Task to carry out:
Can you rewrite the entries from the line that contains "data-label: 5.6 — [396, 43, 451, 92]" through the last one, swapping "data-point" for "point" and leaving everything else as it is? Return only those lines.

— BEGIN Material for this task —

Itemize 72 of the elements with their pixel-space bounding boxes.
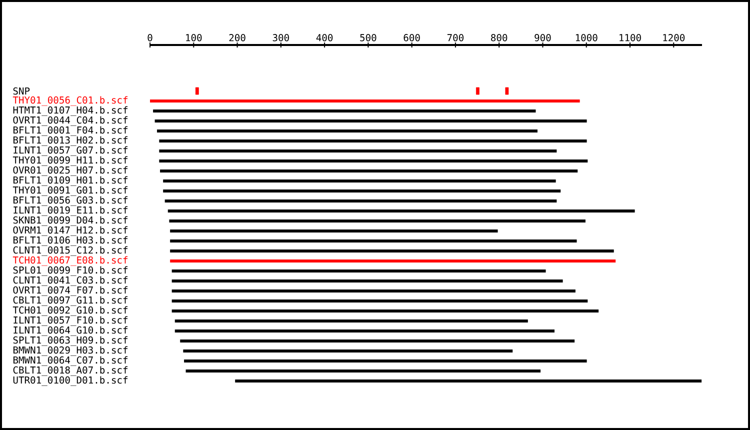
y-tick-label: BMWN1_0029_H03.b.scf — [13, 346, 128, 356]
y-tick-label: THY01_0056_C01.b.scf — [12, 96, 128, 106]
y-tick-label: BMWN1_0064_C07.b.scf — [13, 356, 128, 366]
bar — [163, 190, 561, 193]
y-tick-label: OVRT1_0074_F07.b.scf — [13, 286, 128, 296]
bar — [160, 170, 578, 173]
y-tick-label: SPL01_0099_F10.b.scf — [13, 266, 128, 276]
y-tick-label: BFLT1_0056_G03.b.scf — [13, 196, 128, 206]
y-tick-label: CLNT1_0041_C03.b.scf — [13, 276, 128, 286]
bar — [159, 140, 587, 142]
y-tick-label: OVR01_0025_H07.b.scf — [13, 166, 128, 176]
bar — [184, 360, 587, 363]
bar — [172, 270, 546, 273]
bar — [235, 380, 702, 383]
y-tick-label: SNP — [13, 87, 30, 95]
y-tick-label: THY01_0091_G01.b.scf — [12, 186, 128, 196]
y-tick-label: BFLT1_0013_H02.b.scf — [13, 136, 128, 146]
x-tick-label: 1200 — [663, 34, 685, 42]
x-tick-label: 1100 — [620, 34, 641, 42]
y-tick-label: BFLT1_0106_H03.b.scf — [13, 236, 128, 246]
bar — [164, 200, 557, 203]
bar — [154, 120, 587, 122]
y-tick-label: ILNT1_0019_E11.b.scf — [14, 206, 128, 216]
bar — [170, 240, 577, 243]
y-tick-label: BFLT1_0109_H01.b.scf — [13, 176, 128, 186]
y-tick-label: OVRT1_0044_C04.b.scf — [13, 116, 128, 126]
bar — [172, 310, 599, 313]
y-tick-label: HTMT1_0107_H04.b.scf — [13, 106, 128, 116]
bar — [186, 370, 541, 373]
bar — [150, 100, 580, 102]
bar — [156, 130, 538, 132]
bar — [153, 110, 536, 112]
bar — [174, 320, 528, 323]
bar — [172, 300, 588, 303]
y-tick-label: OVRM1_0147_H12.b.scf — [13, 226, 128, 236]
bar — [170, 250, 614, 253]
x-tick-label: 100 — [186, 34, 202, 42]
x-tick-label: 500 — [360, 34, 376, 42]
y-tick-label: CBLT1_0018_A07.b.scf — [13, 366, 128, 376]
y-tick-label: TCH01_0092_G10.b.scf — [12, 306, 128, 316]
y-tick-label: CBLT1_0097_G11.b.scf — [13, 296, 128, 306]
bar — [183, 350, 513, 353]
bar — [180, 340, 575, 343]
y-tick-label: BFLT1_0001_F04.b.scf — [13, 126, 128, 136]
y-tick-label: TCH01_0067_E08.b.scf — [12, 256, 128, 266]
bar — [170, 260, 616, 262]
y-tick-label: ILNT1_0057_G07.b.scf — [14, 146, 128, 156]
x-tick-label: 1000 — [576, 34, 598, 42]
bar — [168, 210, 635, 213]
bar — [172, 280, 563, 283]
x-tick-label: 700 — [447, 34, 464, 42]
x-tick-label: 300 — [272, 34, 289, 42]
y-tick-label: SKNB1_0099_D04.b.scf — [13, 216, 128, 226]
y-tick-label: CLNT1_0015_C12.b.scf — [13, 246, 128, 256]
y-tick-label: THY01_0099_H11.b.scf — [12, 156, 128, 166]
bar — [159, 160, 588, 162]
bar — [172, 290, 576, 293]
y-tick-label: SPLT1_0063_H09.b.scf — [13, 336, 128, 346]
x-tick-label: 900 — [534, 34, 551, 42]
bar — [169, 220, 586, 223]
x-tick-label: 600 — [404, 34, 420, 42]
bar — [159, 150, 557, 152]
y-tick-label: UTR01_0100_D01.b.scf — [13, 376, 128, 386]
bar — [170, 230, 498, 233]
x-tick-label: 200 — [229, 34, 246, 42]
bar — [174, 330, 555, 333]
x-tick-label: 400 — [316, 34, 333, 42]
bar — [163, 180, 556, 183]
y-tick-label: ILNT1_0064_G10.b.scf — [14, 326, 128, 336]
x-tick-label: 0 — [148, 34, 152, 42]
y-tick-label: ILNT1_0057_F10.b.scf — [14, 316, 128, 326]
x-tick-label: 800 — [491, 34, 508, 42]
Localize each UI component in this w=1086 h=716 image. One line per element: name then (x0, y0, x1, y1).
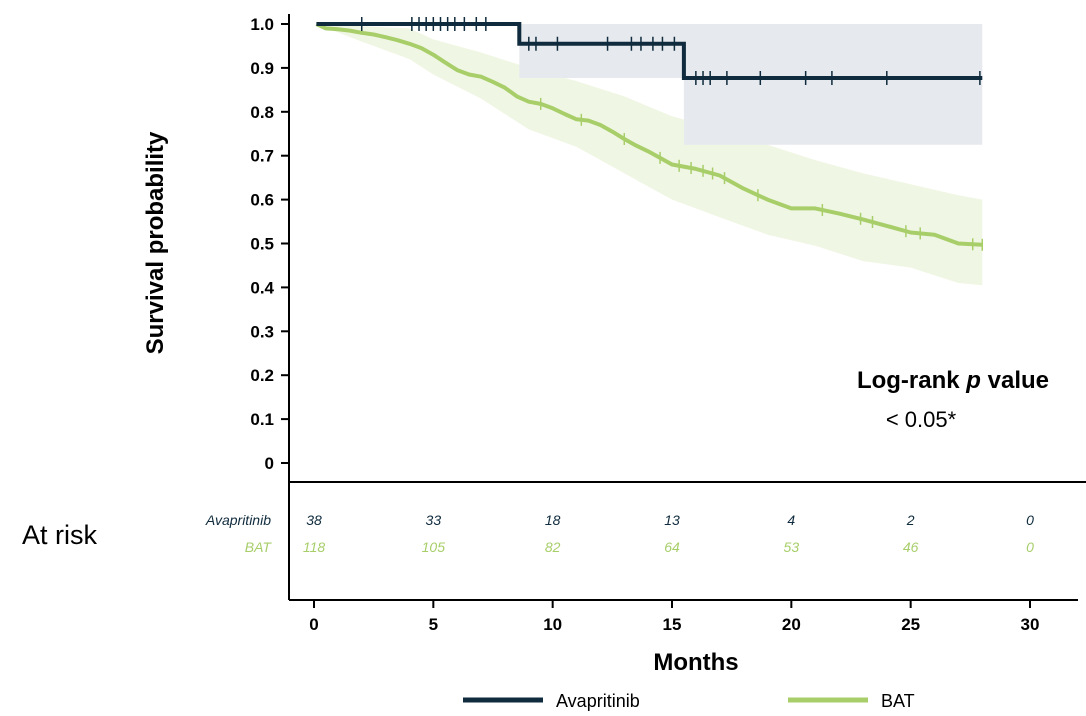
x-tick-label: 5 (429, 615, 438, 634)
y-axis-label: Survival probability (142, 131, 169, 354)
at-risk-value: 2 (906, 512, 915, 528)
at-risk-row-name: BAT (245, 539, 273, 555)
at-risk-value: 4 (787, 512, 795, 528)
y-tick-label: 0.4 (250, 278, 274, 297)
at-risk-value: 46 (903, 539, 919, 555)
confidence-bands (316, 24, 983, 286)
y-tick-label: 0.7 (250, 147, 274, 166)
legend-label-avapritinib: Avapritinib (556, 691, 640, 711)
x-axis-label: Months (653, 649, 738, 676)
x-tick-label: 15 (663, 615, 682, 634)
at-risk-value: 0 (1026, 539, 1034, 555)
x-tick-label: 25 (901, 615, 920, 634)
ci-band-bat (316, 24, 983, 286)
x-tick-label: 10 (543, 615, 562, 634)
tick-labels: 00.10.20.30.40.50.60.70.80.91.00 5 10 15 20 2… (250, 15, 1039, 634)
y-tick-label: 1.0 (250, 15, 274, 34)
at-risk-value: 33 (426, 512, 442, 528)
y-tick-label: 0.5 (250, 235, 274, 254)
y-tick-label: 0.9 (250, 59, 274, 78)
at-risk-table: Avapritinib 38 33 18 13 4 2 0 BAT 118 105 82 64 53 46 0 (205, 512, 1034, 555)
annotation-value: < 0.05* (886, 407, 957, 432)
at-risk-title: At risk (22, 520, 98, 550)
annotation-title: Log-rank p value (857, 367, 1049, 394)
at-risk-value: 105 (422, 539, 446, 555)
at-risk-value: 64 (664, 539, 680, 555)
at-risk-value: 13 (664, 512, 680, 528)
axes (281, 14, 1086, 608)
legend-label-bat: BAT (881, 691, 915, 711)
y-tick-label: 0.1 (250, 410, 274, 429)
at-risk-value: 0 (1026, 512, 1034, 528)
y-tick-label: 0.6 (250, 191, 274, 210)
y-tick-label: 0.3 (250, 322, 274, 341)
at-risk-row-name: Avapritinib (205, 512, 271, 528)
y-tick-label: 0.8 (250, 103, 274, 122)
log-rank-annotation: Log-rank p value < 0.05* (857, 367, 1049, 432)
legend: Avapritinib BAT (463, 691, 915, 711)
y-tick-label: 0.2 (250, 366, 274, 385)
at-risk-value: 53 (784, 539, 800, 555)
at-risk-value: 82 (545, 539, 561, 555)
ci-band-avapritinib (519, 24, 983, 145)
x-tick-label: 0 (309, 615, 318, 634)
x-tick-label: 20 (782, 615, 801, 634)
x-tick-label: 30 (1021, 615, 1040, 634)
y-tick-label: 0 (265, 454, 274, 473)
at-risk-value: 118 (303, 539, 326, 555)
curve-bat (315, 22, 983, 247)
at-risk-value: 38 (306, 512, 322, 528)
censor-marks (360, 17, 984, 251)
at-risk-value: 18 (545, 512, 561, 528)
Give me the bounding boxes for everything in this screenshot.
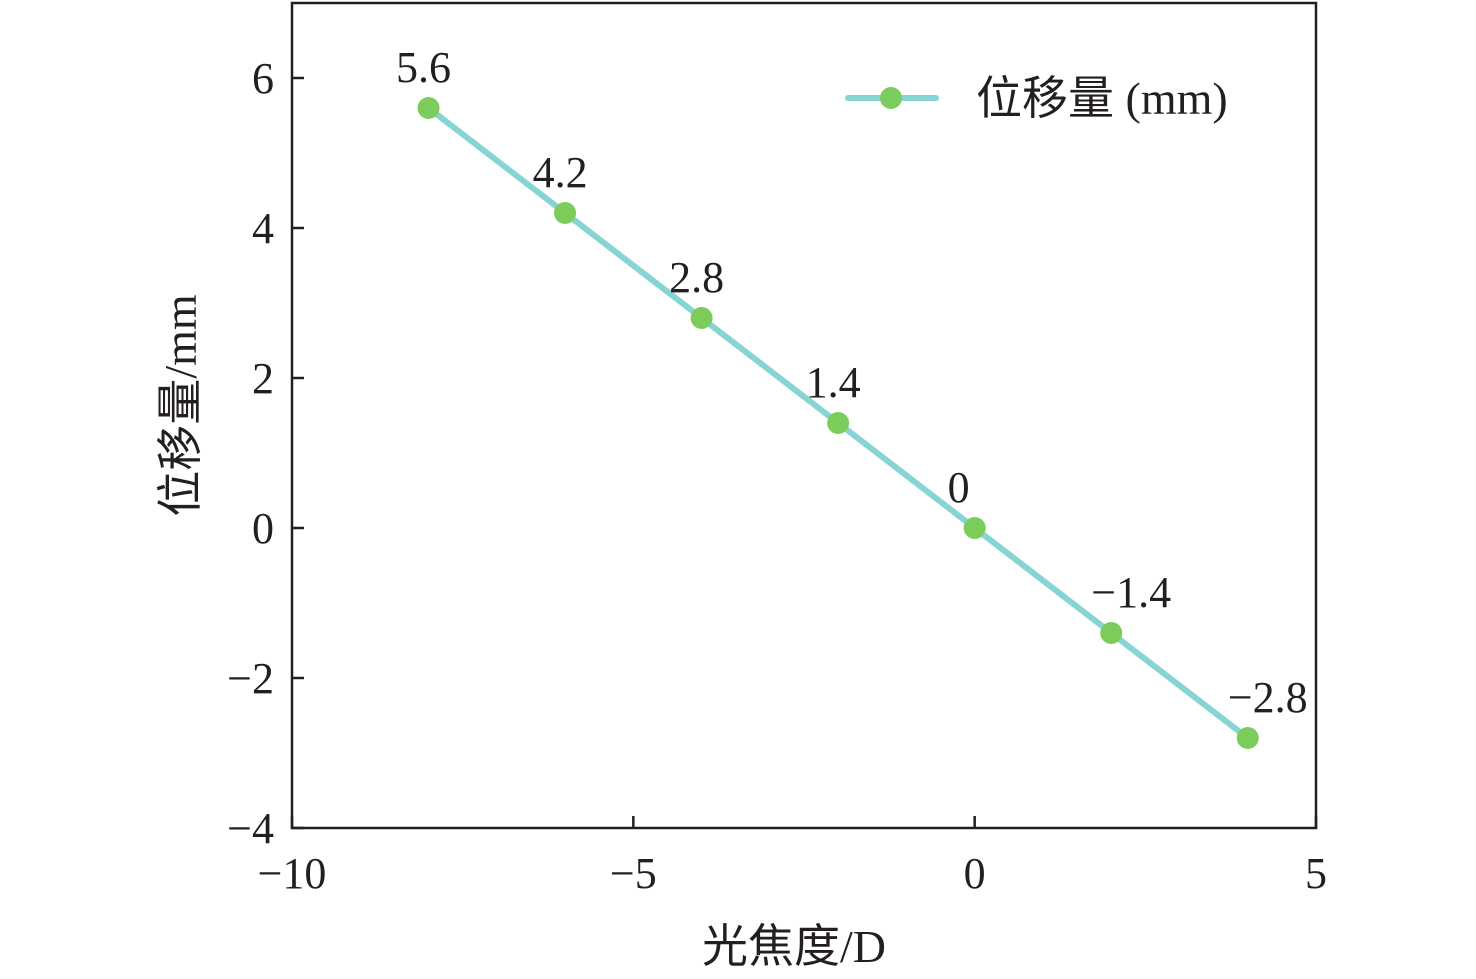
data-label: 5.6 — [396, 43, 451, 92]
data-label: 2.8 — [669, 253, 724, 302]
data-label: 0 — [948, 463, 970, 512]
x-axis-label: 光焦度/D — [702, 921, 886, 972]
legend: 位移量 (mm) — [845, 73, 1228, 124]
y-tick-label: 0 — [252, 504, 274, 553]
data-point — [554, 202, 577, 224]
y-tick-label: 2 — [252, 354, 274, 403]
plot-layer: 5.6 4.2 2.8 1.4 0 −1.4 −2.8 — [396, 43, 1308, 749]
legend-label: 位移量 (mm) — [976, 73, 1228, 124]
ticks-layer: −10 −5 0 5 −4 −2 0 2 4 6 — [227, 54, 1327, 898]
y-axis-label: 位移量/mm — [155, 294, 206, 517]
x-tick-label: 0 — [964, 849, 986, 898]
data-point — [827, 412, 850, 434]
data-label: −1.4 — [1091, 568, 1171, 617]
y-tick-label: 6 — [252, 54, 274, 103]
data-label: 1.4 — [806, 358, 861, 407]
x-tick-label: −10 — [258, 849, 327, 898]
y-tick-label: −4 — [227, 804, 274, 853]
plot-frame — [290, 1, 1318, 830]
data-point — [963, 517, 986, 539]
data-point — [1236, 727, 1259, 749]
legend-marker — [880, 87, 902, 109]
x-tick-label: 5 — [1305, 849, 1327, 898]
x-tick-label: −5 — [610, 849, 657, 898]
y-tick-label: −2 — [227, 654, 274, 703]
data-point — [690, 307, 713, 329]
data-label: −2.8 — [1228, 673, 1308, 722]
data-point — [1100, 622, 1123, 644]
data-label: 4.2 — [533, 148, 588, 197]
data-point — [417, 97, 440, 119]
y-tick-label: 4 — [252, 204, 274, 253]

— END Material for this task —

Answer for the task:
data-label: 5.6 — [396, 43, 451, 92]
data-label: 2.8 — [669, 253, 724, 302]
data-label: 0 — [948, 463, 970, 512]
x-axis-label: 光焦度/D — [702, 921, 886, 972]
legend: 位移量 (mm) — [845, 73, 1228, 124]
y-tick-label: 0 — [252, 504, 274, 553]
point — [554, 202, 577, 224]
y-tick-label: 2 — [252, 354, 274, 403]
plot-layer: 5.6 4.2 2.8 1.4 0 −1.4 −2.8 — [396, 43, 1308, 749]
legend-label: 位移量 (mm) — [976, 73, 1228, 124]
ticks-layer: −10 −5 0 5 −4 −2 0 2 4 6 — [227, 54, 1327, 898]
y-axis-label: 位移量/mm — [155, 294, 206, 517]
x-tick-label: 0 — [964, 849, 986, 898]
point — [827, 412, 850, 434]
data-label: −1.4 — [1091, 568, 1171, 617]
y-tick-label: 6 — [252, 54, 274, 103]
data-label: 1.4 — [806, 358, 861, 407]
x-tick-label: −10 — [258, 849, 327, 898]
y-tick-label: −4 — [227, 804, 274, 853]
plot-frame — [290, 1, 1318, 830]
point — [963, 517, 986, 539]
point — [1236, 727, 1259, 749]
legend-marker — [880, 87, 902, 109]
x-tick-label: 5 — [1305, 849, 1327, 898]
x-tick-label: −5 — [610, 849, 657, 898]
y-tick-label: −2 — [227, 654, 274, 703]
point — [690, 307, 713, 329]
data-label: −2.8 — [1228, 673, 1308, 722]
point — [1100, 622, 1123, 644]
data-label: 4.2 — [533, 148, 588, 197]
point — [417, 97, 440, 119]
y-tick-label: 4 — [252, 204, 274, 253]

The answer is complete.